Data to process
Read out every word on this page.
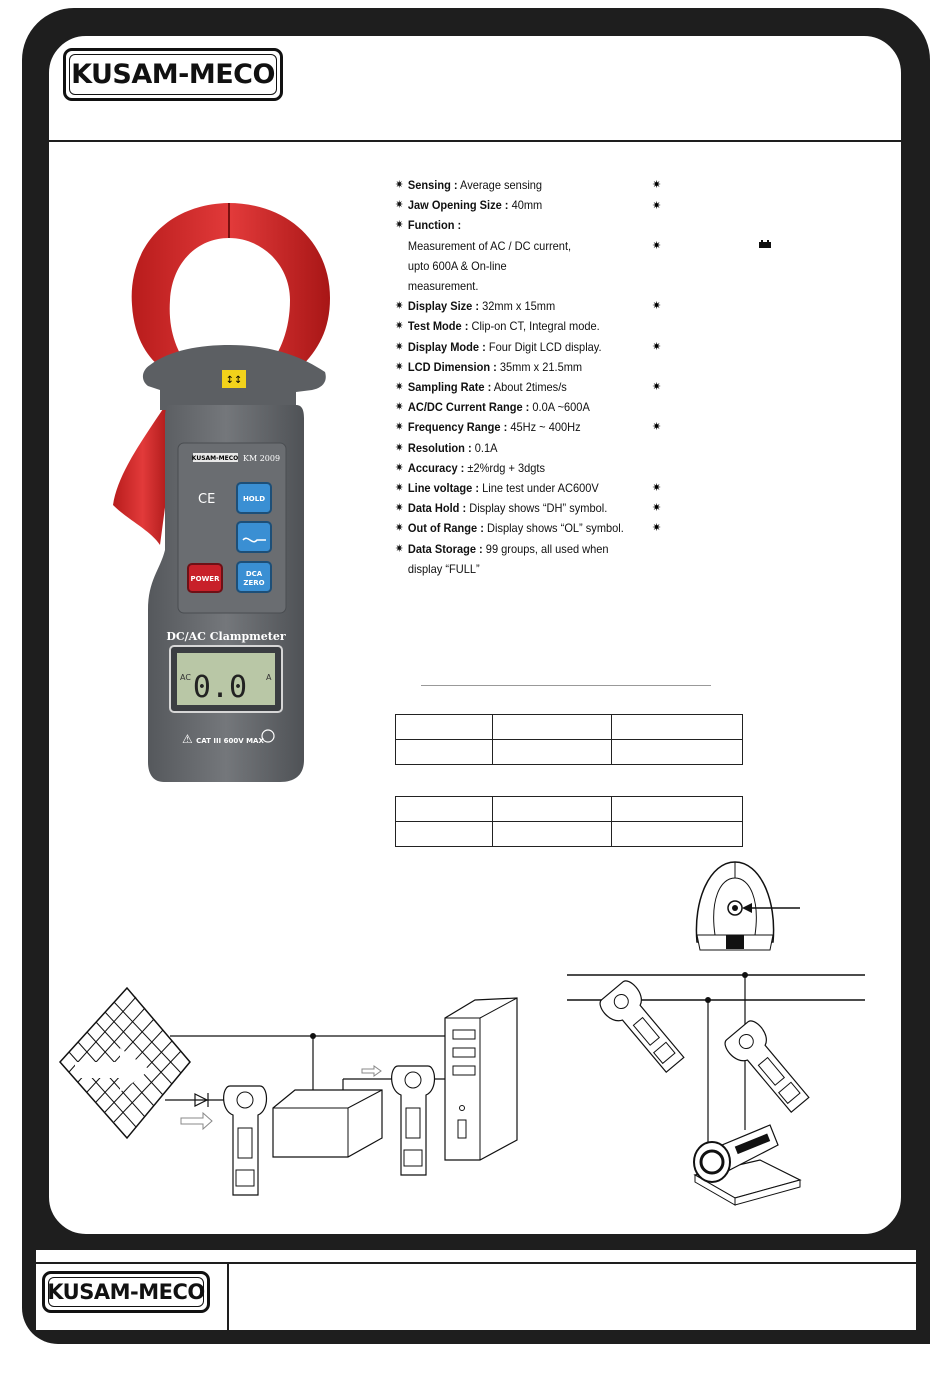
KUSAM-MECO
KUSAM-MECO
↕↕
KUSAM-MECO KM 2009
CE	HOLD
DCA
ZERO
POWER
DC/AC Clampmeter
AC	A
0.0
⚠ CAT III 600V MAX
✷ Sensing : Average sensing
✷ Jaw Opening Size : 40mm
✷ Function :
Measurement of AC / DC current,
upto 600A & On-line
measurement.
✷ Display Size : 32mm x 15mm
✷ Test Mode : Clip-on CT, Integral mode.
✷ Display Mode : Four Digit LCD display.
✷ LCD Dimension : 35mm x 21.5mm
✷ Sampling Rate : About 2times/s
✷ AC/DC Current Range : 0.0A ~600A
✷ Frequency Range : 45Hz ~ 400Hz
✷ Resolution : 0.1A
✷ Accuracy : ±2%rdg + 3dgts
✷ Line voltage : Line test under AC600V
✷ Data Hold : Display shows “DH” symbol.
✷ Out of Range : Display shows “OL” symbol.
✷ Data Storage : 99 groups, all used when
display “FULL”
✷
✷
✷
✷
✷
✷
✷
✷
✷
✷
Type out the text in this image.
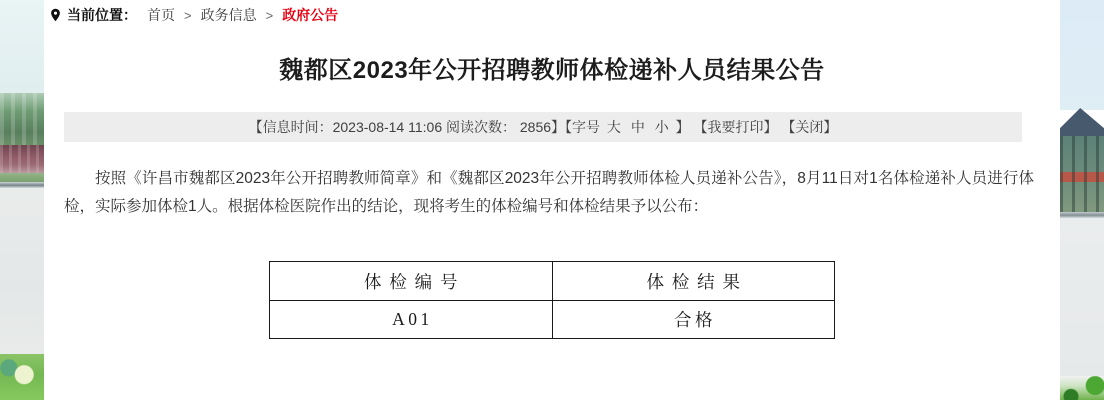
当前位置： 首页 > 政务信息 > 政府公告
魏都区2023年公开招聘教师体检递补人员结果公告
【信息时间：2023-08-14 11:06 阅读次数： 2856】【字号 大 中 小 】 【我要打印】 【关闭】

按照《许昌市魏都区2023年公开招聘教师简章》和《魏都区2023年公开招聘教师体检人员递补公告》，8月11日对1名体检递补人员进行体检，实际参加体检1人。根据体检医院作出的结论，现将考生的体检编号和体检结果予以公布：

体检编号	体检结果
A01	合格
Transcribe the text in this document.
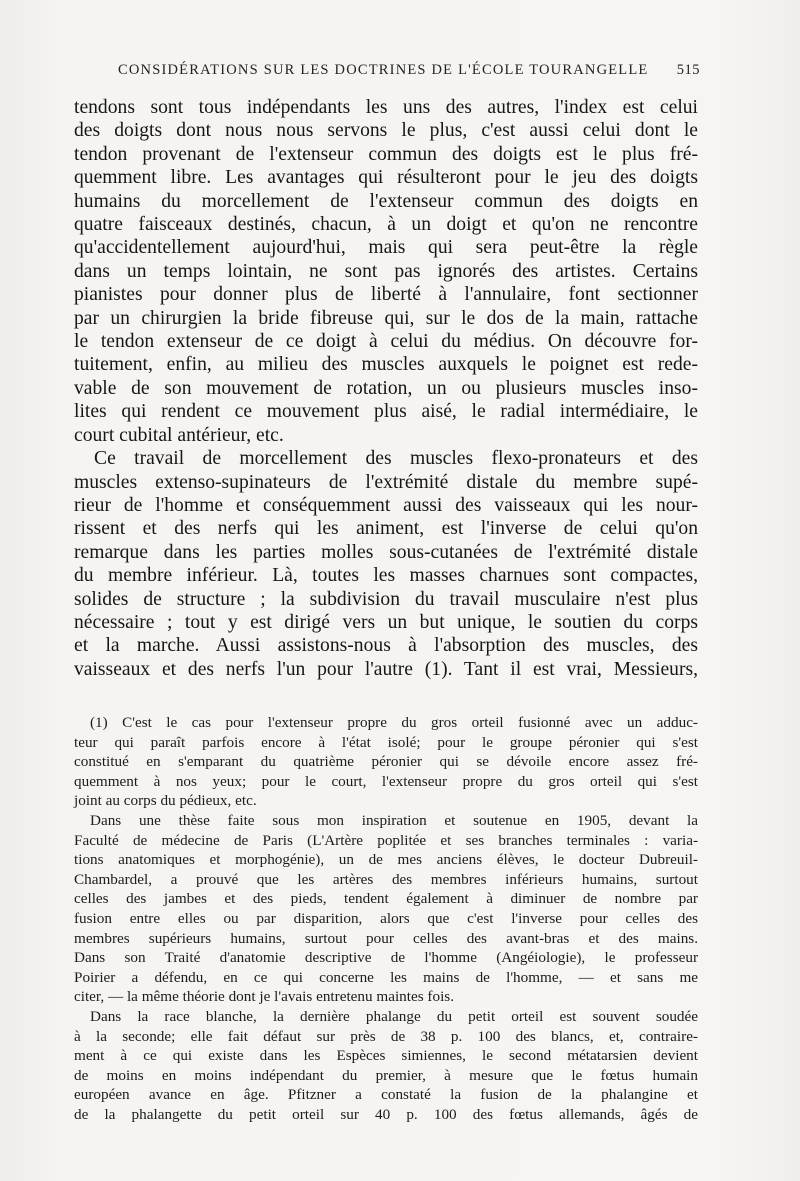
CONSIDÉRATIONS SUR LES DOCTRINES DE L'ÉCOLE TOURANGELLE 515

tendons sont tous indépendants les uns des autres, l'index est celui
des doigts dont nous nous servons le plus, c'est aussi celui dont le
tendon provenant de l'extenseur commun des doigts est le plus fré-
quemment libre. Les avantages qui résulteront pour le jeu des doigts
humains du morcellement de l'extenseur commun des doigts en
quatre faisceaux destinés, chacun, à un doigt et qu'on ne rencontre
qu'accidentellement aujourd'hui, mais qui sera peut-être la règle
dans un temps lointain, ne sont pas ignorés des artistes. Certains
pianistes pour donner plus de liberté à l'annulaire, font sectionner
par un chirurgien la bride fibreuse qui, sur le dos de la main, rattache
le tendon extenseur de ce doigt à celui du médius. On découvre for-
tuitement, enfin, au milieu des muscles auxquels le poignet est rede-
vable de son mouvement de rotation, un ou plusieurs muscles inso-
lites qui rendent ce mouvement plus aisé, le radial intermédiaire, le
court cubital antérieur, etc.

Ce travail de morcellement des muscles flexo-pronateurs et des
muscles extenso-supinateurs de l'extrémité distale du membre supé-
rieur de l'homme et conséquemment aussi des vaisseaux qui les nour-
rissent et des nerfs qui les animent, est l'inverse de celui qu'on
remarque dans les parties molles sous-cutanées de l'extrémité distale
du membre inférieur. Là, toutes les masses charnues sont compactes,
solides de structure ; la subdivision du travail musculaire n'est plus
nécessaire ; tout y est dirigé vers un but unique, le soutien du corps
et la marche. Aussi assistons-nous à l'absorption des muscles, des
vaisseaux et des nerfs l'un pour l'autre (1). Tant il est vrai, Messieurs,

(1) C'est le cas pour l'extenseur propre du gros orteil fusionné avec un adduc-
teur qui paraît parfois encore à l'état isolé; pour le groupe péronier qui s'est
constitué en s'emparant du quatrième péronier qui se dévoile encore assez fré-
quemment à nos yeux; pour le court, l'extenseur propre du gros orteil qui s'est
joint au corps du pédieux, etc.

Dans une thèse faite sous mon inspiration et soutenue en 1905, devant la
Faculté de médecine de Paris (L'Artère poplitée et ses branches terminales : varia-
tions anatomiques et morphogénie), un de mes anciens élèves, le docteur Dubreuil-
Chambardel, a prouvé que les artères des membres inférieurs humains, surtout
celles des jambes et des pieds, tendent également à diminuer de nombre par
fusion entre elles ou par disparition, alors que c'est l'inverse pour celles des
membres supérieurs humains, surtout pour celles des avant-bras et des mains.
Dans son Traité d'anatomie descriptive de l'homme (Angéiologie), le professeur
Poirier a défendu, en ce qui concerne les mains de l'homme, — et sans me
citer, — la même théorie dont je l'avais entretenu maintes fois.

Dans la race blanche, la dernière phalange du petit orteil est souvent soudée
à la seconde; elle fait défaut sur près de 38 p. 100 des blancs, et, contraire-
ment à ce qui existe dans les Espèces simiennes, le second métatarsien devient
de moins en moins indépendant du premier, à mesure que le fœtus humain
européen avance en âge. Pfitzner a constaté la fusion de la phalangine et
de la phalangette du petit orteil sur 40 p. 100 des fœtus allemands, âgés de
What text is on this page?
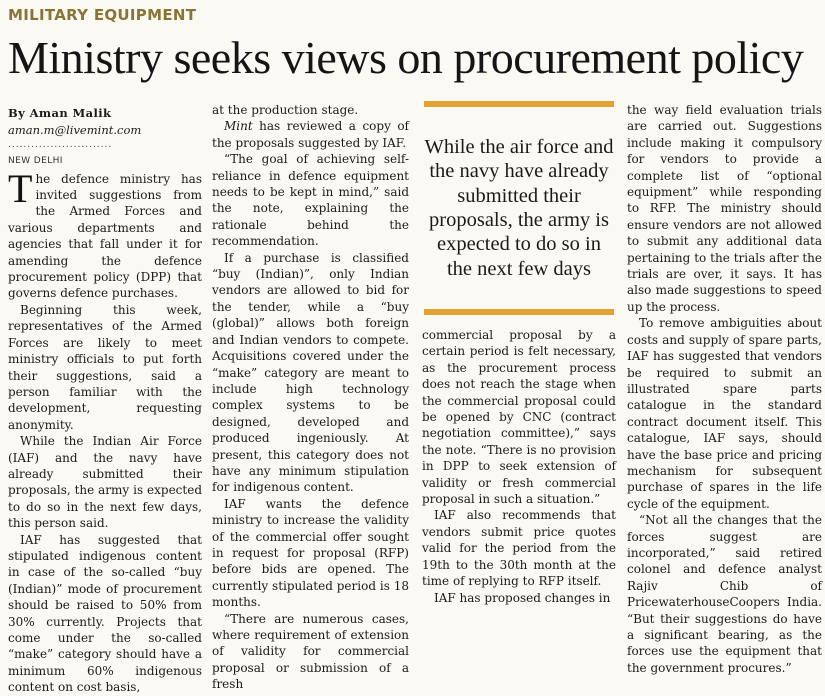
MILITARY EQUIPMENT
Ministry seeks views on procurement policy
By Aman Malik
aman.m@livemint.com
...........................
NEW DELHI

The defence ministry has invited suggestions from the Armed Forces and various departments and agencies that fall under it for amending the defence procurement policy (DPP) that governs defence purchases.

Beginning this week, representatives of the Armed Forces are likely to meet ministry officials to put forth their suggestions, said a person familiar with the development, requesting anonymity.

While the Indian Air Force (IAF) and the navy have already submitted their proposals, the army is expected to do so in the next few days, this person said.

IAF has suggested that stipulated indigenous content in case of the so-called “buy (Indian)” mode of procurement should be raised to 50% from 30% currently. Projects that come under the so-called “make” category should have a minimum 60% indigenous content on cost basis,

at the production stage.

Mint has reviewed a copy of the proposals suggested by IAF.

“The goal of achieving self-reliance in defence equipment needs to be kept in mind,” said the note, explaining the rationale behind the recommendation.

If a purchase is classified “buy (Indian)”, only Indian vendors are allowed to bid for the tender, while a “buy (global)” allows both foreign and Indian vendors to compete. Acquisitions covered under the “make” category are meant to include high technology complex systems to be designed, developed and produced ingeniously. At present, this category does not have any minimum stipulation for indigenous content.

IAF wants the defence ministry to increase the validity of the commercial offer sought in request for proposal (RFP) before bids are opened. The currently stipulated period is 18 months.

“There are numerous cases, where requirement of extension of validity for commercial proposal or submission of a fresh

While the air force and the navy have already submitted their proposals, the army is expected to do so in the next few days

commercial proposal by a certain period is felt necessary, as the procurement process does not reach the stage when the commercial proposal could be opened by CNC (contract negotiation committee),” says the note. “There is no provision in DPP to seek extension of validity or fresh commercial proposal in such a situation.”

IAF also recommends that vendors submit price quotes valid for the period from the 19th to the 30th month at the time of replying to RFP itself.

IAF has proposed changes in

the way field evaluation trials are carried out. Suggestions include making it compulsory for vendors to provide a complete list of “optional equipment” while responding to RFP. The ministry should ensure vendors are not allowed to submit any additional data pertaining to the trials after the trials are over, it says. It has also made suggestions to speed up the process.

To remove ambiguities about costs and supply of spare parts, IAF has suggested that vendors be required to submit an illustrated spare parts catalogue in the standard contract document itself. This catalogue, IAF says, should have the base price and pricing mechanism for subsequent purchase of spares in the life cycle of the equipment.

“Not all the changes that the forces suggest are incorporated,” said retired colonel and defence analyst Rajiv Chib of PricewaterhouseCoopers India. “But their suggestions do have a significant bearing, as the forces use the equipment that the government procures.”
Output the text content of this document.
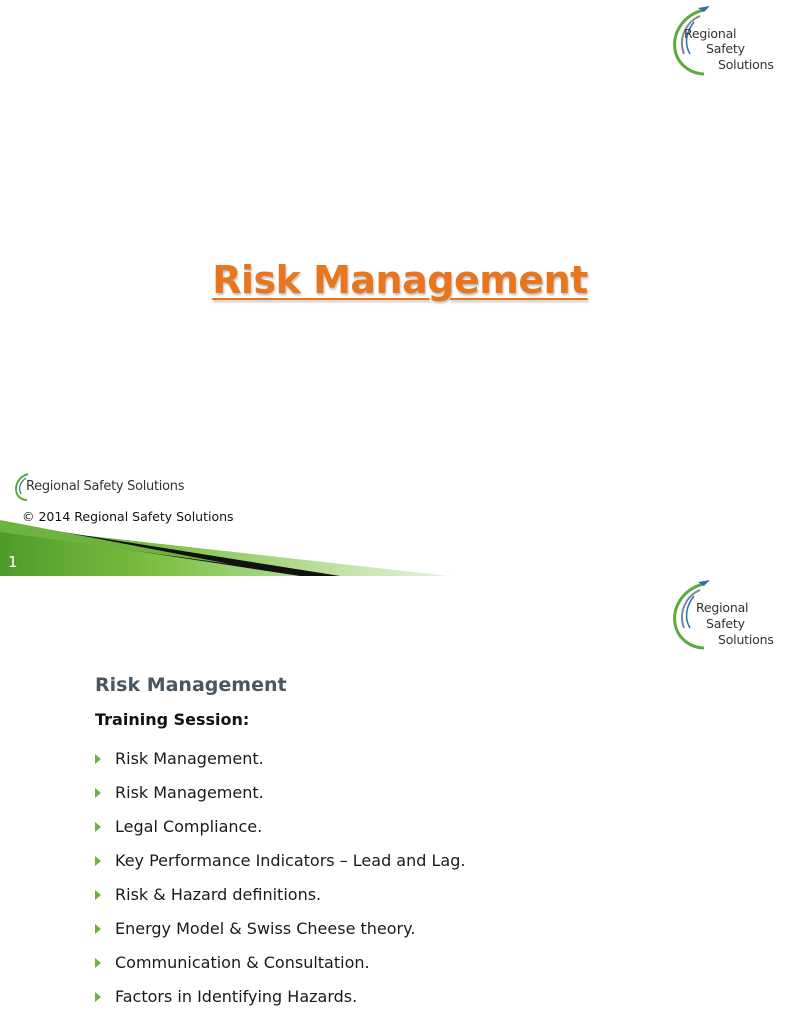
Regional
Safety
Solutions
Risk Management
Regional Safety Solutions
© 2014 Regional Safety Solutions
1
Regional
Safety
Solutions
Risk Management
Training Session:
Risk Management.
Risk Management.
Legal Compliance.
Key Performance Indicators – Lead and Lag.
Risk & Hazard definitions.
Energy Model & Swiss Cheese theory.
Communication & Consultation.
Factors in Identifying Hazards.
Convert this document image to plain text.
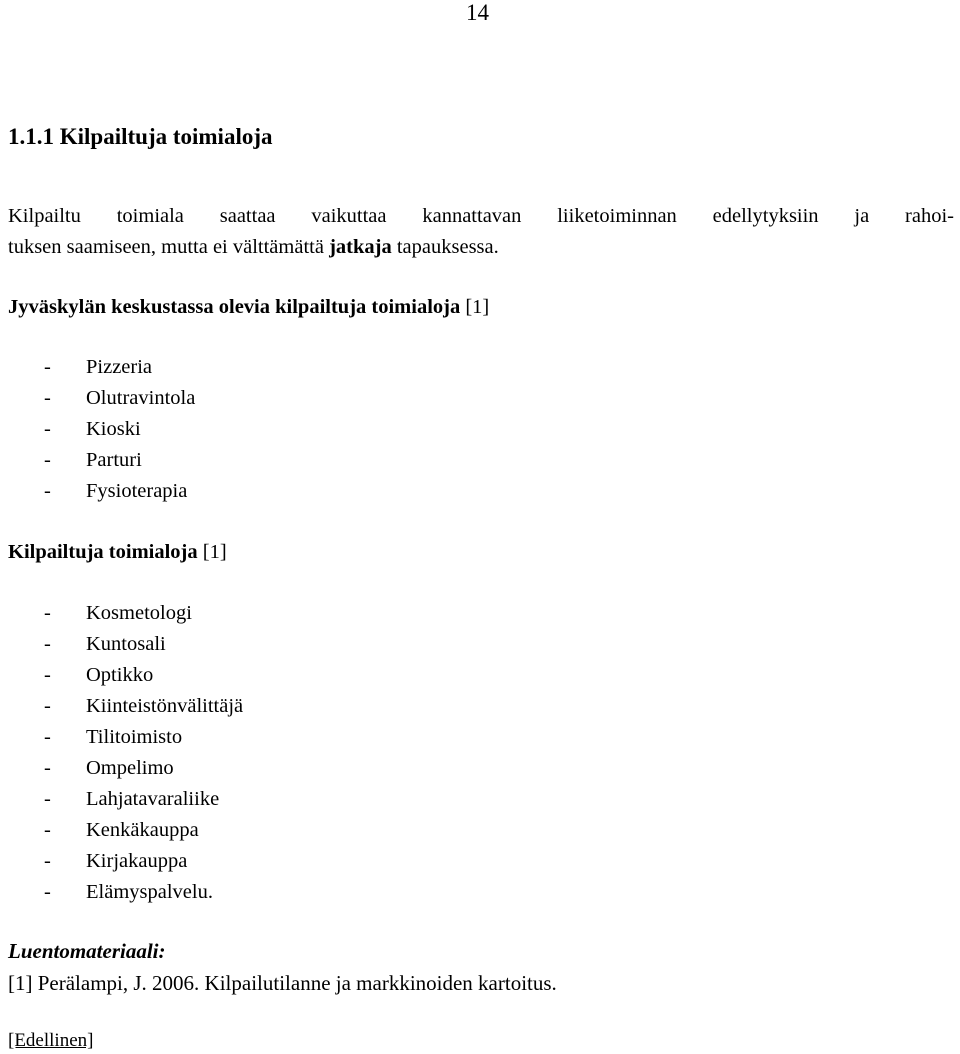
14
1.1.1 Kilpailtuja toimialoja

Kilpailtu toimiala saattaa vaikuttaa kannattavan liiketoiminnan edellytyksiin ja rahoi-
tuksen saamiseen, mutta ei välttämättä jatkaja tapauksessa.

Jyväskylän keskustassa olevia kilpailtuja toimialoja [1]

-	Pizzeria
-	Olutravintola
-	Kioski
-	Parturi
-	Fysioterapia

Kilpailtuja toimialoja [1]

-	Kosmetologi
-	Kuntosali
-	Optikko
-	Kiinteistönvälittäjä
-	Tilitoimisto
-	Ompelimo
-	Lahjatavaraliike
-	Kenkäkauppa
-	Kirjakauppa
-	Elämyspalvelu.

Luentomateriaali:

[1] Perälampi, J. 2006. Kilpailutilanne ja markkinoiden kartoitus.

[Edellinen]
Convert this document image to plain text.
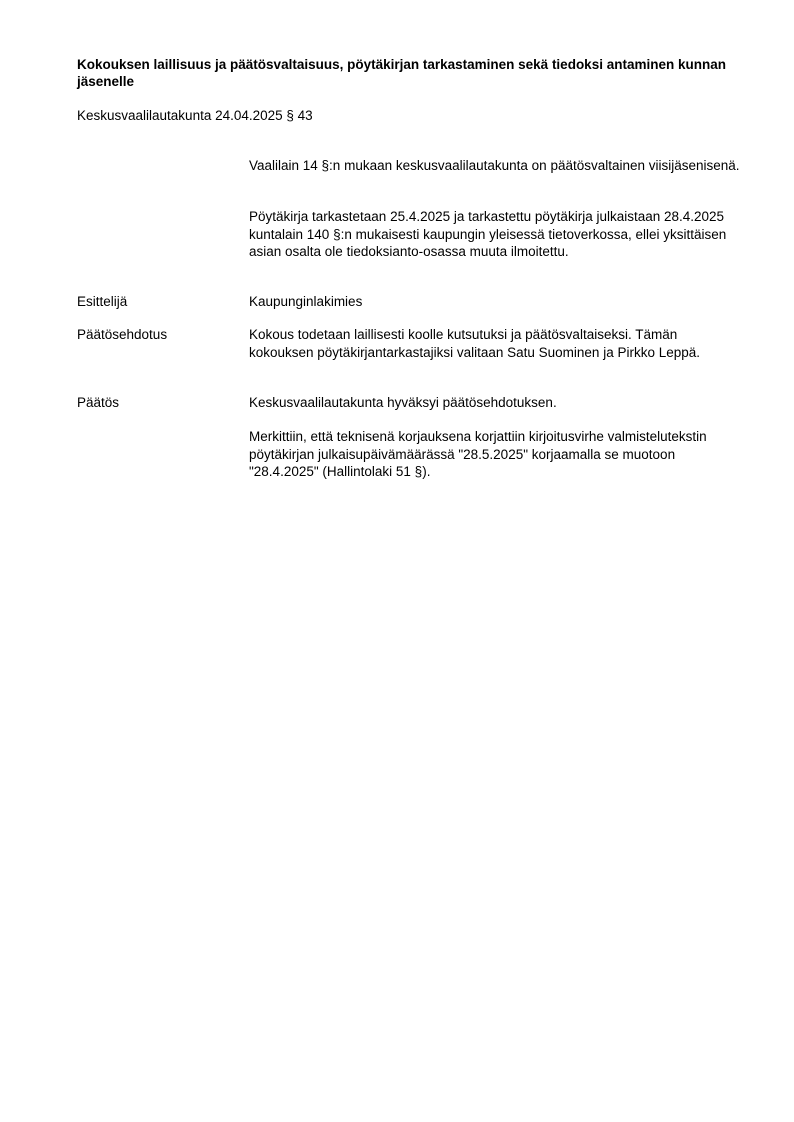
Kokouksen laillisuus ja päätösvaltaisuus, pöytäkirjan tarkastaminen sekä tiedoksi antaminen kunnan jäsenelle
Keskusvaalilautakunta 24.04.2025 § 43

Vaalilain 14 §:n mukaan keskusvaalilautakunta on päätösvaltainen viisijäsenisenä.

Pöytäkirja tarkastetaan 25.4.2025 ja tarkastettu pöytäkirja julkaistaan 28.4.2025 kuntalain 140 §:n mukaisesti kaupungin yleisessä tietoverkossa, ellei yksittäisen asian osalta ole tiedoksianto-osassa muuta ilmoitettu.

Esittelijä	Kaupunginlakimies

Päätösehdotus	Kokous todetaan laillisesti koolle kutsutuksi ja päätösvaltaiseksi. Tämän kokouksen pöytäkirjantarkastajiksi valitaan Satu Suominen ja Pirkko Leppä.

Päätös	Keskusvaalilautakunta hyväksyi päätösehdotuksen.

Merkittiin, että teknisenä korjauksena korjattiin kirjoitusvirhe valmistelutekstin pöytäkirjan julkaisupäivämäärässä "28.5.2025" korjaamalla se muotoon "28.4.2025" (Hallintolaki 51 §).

Aim
Using the entries above, find all lines with "morcellement". Copy them.

Expected answer
humains du morcellement de l'extenseur commun des doigts en
Ce travail de morcellement des muscles flexo-pronateurs et des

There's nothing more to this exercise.